## begin

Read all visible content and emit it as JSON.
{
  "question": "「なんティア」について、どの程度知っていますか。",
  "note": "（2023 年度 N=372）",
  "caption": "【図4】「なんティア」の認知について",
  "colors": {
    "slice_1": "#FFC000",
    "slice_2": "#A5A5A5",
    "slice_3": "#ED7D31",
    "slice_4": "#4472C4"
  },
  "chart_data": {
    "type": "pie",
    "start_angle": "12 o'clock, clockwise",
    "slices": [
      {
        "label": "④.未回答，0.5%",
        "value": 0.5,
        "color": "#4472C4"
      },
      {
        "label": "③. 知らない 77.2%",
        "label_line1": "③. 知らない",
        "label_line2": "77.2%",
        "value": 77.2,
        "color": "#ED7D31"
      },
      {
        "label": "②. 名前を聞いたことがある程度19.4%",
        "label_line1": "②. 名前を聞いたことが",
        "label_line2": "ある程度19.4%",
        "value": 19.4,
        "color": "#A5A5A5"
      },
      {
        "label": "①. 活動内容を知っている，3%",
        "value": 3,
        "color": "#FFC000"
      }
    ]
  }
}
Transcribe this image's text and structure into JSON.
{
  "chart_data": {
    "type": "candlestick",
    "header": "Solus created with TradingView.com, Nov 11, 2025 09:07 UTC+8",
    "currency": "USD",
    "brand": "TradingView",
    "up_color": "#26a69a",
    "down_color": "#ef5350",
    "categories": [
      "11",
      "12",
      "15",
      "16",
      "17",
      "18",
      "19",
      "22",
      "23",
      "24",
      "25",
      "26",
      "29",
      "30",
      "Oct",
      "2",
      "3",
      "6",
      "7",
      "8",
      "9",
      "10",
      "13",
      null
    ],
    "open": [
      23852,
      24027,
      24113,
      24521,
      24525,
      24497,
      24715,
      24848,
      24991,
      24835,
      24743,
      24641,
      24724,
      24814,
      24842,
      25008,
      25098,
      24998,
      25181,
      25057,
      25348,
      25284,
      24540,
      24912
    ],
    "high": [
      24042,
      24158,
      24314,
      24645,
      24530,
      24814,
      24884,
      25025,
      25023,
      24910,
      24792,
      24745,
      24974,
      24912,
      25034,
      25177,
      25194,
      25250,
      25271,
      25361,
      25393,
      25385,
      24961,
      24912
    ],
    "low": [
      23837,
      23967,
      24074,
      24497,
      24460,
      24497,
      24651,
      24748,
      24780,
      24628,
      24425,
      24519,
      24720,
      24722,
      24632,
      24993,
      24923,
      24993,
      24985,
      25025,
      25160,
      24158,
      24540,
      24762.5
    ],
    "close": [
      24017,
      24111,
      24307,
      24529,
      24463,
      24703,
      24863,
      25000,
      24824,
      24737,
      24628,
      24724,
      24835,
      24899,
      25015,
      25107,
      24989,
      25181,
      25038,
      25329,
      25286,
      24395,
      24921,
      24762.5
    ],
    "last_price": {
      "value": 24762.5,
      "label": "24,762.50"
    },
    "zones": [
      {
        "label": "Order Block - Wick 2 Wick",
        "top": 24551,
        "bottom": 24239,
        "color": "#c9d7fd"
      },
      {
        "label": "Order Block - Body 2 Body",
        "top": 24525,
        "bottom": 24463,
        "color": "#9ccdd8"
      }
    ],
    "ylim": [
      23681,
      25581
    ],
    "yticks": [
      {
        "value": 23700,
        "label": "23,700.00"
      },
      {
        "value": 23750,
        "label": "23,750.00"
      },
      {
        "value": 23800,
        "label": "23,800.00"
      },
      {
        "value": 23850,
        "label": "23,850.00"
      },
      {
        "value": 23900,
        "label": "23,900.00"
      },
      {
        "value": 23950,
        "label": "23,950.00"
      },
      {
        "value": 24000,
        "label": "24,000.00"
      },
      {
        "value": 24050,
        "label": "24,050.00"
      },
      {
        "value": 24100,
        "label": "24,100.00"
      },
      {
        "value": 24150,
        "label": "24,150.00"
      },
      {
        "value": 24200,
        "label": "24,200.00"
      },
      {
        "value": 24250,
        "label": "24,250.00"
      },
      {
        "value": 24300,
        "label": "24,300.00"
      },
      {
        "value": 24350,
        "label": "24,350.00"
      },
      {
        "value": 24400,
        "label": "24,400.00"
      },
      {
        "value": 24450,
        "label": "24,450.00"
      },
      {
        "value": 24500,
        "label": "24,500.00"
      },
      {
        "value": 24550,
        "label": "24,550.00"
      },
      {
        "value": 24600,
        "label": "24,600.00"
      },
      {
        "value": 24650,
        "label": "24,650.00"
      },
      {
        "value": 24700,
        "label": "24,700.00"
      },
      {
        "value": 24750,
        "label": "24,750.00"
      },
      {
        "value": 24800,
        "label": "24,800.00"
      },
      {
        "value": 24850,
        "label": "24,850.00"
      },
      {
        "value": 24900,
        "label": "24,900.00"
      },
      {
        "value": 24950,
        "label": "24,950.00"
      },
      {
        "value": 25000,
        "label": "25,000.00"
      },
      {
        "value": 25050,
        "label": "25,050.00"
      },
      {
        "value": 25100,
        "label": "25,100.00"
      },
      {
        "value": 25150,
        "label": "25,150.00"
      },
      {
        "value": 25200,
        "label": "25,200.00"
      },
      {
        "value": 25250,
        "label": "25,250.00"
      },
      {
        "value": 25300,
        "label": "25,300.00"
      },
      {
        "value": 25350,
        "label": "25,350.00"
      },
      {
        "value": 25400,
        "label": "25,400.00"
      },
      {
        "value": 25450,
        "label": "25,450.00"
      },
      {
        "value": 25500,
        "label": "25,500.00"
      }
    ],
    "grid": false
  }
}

## end

> _Given instruction_:
Restate each record exactly as written.

> _Reply_:
Read all visible content and emit it as JSON.
{
  "question": "「なんティア」について、どの程度知っていますか。",
  "note": "（2023 年度 N=372）",
  "caption": "【図4】「なんティア」の認知について",
  "colors": {
    "slice_1": "#FFC000",
    "slice_2": "#A5A5A5",
    "slice_3": "#ED7D31",
    "slice_4": "#4472C4"
  },
  "chart_data": {
    "type": "pie",
    "start_angle": "12 o'clock, clockwise",
    "slices": [
      {
        "label": "④.未回答，0.5%",
        "value": 0.5,
        "color": "#4472C4"
      },
      {
        "label": "③. 知らない 77.2%",
        "label_line1": "③. 知らない",
        "label_line2": "77.2%",
        "value": 77.2,
        "color": "#ED7D31"
      },
      {
        "label": "②. 名前を聞いたことがある程度19.4%",
        "label_line1": "②. 名前を聞いたことが",
        "label_line2": "ある程度19.4%",
        "value": 19.4,
        "color": "#A5A5A5"
      },
      {
        "label": "①. 活動内容を知っている，3%",
        "value": 3,
        "color": "#FFC000"
      }
    ]
  }
}
Transcribe this image's text and structure into JSON.
{
  "chart_data": {
    "type": "candlestick",
    "header": "Solus created with TradingView.com, Nov 11, 2025 09:07 UTC+8",
    "currency": "USD",
    "brand": "TradingView",
    "up_color": "#26a69a",
    "down_color": "#ef5350",
    "categories": [
      "11",
      "12",
      "15",
      "16",
      "17",
      "18",
      "19",
      "22",
      "23",
      "24",
      "25",
      "26",
      "29",
      "30",
      "Oct",
      "2",
      "3",
      "6",
      "7",
      "8",
      "9",
      "10",
      "13",
      null
    ],
    "open": [
      23852,
      24027,
      24113,
      24521,
      24525,
      24497,
      24715,
      24848,
      24991,
      24835,
      24743,
      24641,
      24724,
      24814,
      24842,
      25008,
      25098,
      24998,
      25181,
      25057,
      25348,
      25284,
      24540,
      24912
    ],
    "high": [
      24042,
      24158,
      24314,
      24645,
      24530,
      24814,
      24884,
      25025,
      25023,
      24910,
      24792,
      24745,
      24974,
      24912,
      25034,
      25177,
      25194,
      25250,
      25271,
      25361,
      25393,
      25385,
      24961,
      24912
    ],
    "low": [
      23837,
      23967,
      24074,
      24497,
      24460,
      24497,
      24651,
      24748,
      24780,
      24628,
      24425,
      24519,
      24720,
      24722,
      24632,
      24993,
      24923,
      24993,
      24985,
      25025,
      25160,
      24158,
      24540,
      24762.5
    ],
    "close": [
      24017,
      24111,
      24307,
      24529,
      24463,
      24703,
      24863,
      25000,
      24824,
      24737,
      24628,
      24724,
      24835,
      24899,
      25015,
      25107,
      24989,
      25181,
      25038,
      25329,
      25286,
      24395,
      24921,
      24762.5
    ],
    "last_price": {
      "value": 24762.5,
      "label": "24,762.50"
    },
    "zones": [
      {
        "label": "Order Block - Wick 2 Wick",
        "top": 24551,
        "bottom": 24239,
        "color": "#c9d7fd"
      },
      {
        "label": "Order Block - Body 2 Body",
        "top": 24525,
        "bottom": 24463,
        "color": "#9ccdd8"
      }
    ],
    "ylim": [
      23681,
      25581
    ],
    "yticks": [
      {
        "value": 23700,
        "label": "23,700.00"
      },
      {
        "value": 23750,
        "label": "23,750.00"
      },
      {
        "value": 23800,
        "label": "23,800.00"
      },
      {
        "value": 23850,
        "label": "23,850.00"
      },
      {
        "value": 23900,
        "label": "23,900.00"
      },
      {
        "value": 23950,
        "label": "23,950.00"
      },
      {
        "value": 24000,
        "label": "24,000.00"
      },
      {
        "value": 24050,
        "label": "24,050.00"
      },
      {
        "value": 24100,
        "label": "24,100.00"
      },
      {
        "value": 24150,
        "label": "24,150.00"
      },
      {
        "value": 24200,
        "label": "24,200.00"
      },
      {
        "value": 24250,
        "label": "24,250.00"
      },
      {
        "value": 24300,
        "label": "24,300.00"
      },
      {
        "value": 24350,
        "label": "24,350.00"
      },
      {
        "value": 24400,
        "label": "24,400.00"
      },
      {
        "value": 24450,
        "label": "24,450.00"
      },
      {
        "value": 24500,
        "label": "24,500.00"
      },
      {
        "value": 24550,
        "label": "24,550.00"
      },
      {
        "value": 24600,
        "label": "24,600.00"
      },
      {
        "value": 24650,
        "label": "24,650.00"
      },
      {
        "value": 24700,
        "label": "24,700.00"
      },
      {
        "value": 24750,
        "label": "24,750.00"
      },
      {
        "value": 24800,
        "label": "24,800.00"
      },
      {
        "value": 24850,
        "label": "24,850.00"
      },
      {
        "value": 24900,
        "label": "24,900.00"
      },
      {
        "value": 24950,
        "label": "24,950.00"
      },
      {
        "value": 25000,
        "label": "25,000.00"
      },
      {
        "value": 25050,
        "label": "25,050.00"
      },
      {
        "value": 25100,
        "label": "25,100.00"
      },
      {
        "value": 25150,
        "label": "25,150.00"
      },
      {
        "value": 25200,
        "label": "25,200.00"
      },
      {
        "value": 25250,
        "label": "25,250.00"
      },
      {
        "value": 25300,
        "label": "25,300.00"
      },
      {
        "value": 25350,
        "label": "25,350.00"
      },
      {
        "value": 25400,
        "label": "25,400.00"
      },
      {
        "value": 25450,
        "label": "25,450.00"
      },
      {
        "value": 25500,
        "label": "25,500.00"
      }
    ],
    "grid": false
  }
}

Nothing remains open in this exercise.